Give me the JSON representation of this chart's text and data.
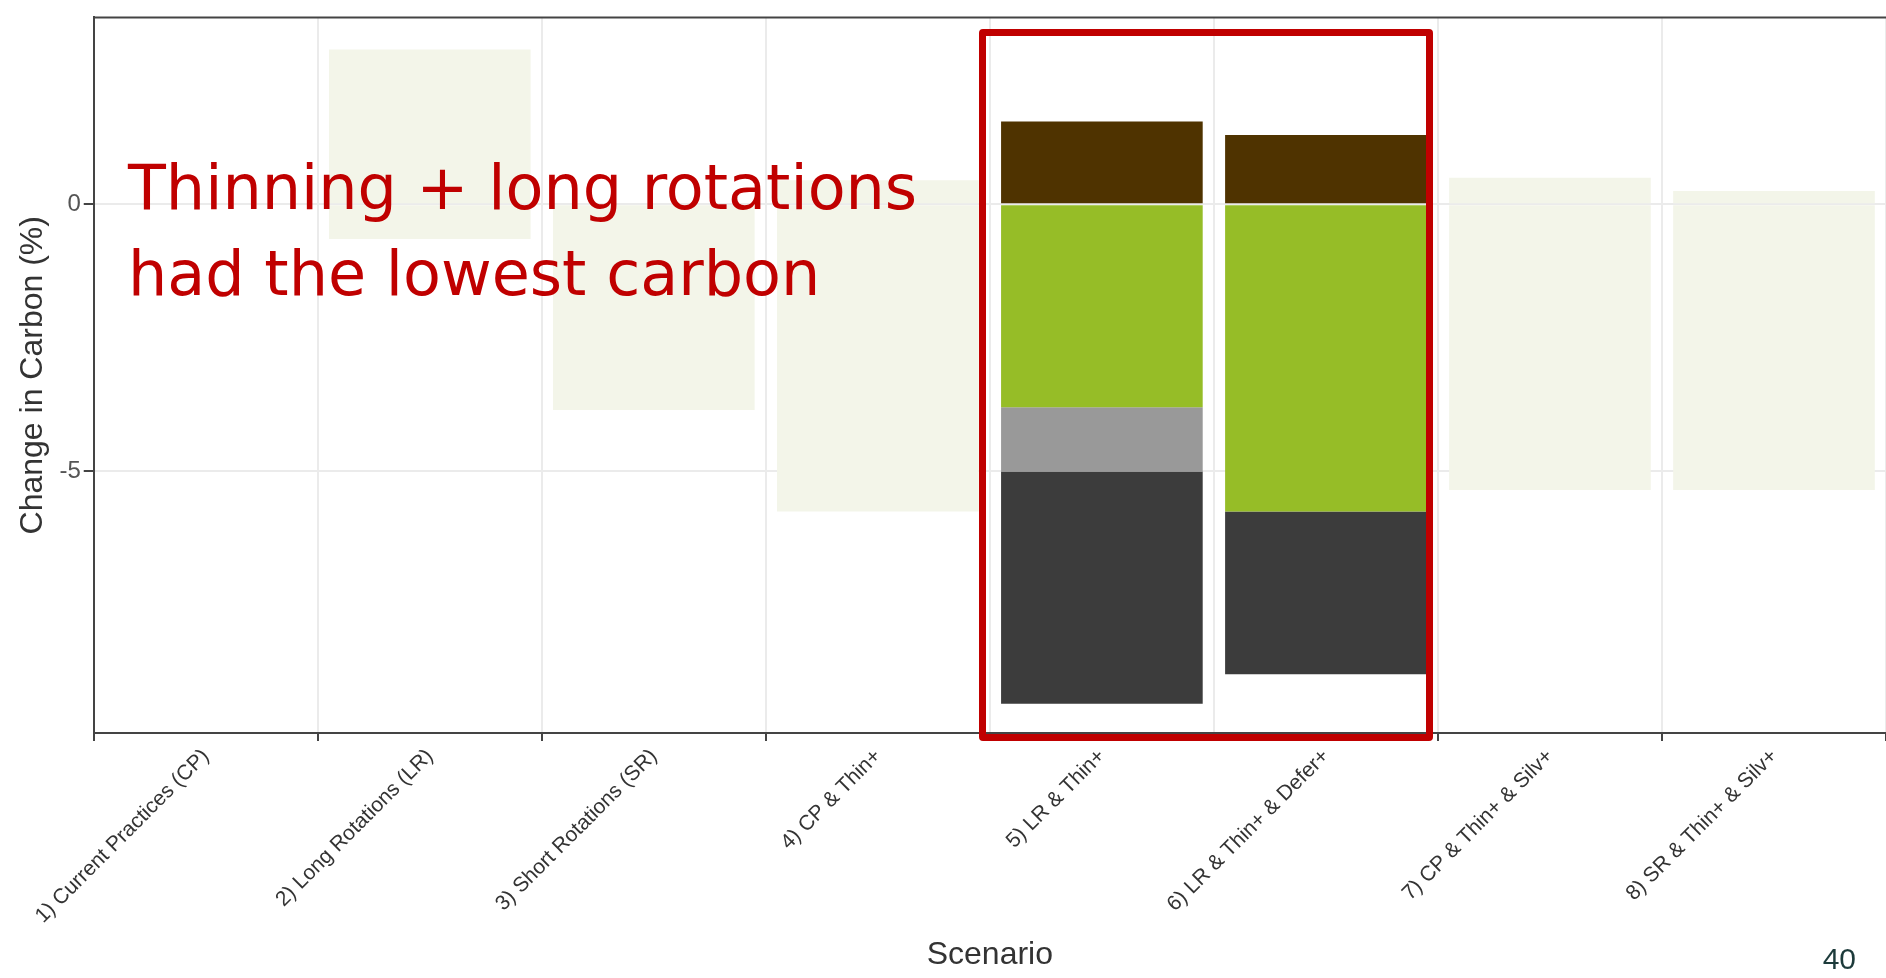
{
  "chart_data": {
    "type": "bar",
    "stacked": true,
    "xlabel": "Scenario",
    "ylabel": "Change in Carbon (%)",
    "categories": [
      "1) Current Practices (CP)",
      "2) Long Rotations (LR)",
      "3) Short Rotations (SR)",
      "4) CP & Thin+",
      "5) LR & Thin+",
      "6) LR & Thin+ & Defer+",
      "7) CP & Thin+ & Silv+",
      "8) SR & Thin+ & Silv+"
    ],
    "series": [
      {
        "color": "#f3f5e9",
        "values": [
          null,
          2.9,
          null,
          0.45,
          null,
          null,
          0.5,
          0.25
        ]
      },
      {
        "color": "#f3f5e9",
        "values": [
          null,
          -0.65,
          -3.85,
          -5.75,
          null,
          null,
          -5.35,
          -5.35
        ]
      },
      {
        "color": "#4f3300",
        "values": [
          null,
          null,
          null,
          null,
          1.55,
          1.3,
          null,
          null
        ]
      },
      {
        "color": "#96bd27",
        "values": [
          null,
          null,
          null,
          null,
          -3.8,
          -5.75,
          null,
          null
        ]
      },
      {
        "color": "#999999",
        "values": [
          null,
          null,
          null,
          null,
          -1.2,
          null,
          null,
          null
        ]
      },
      {
        "color": "#3c3c3c",
        "values": [
          null,
          null,
          null,
          null,
          -4.35,
          -3.05,
          null,
          null
        ]
      }
    ],
    "ylim": [
      -9.9,
      3.5
    ],
    "yticks": [
      -5,
      0
    ],
    "grid": true,
    "legend": false,
    "annotations": [
      "Thinning + long rotations had the lowest carbon",
      "40"
    ]
  }
}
::::::::
**DESCRIPTION OF THE TASK:**
Write out each entry exactly as given, omitting any picture.

**RIGHT ANSWER:**
Give me the JSON representation of this chart's text and data.
{
  "chart_data": {
    "type": "bar",
    "stacked": true,
    "xlabel": "Scenario",
    "ylabel": "Change in Carbon (%)",
    "categories": [
      "1) Current Practices (CP)",
      "2) Long Rotations (LR)",
      "3) Short Rotations (SR)",
      "4) CP & Thin+",
      "5) LR & Thin+",
      "6) LR & Thin+ & Defer+",
      "7) CP & Thin+ & Silv+",
      "8) SR & Thin+ & Silv+"
    ],
    "series": [
      {
        "color": "#f3f5e9",
        "values": [
          null,
          2.9,
          null,
          0.45,
          null,
          null,
          0.5,
          0.25
        ]
      },
      {
        "color": "#f3f5e9",
        "values": [
          null,
          -0.65,
          -3.85,
          -5.75,
          null,
          null,
          -5.35,
          -5.35
        ]
      },
      {
        "color": "#4f3300",
        "values": [
          null,
          null,
          null,
          null,
          1.55,
          1.3,
          null,
          null
        ]
      },
      {
        "color": "#96bd27",
        "values": [
          null,
          null,
          null,
          null,
          -3.8,
          -5.75,
          null,
          null
        ]
      },
      {
        "color": "#999999",
        "values": [
          null,
          null,
          null,
          null,
          -1.2,
          null,
          null,
          null
        ]
      },
      {
        "color": "#3c3c3c",
        "values": [
          null,
          null,
          null,
          null,
          -4.35,
          -3.05,
          null,
          null
        ]
      }
    ],
    "ylim": [
      -9.9,
      3.5
    ],
    "yticks": [
      -5,
      0
    ],
    "grid": true,
    "legend": false,
    "annotations": [
      "Thinning + long rotations had the lowest carbon",
      "40"
    ]
  }
}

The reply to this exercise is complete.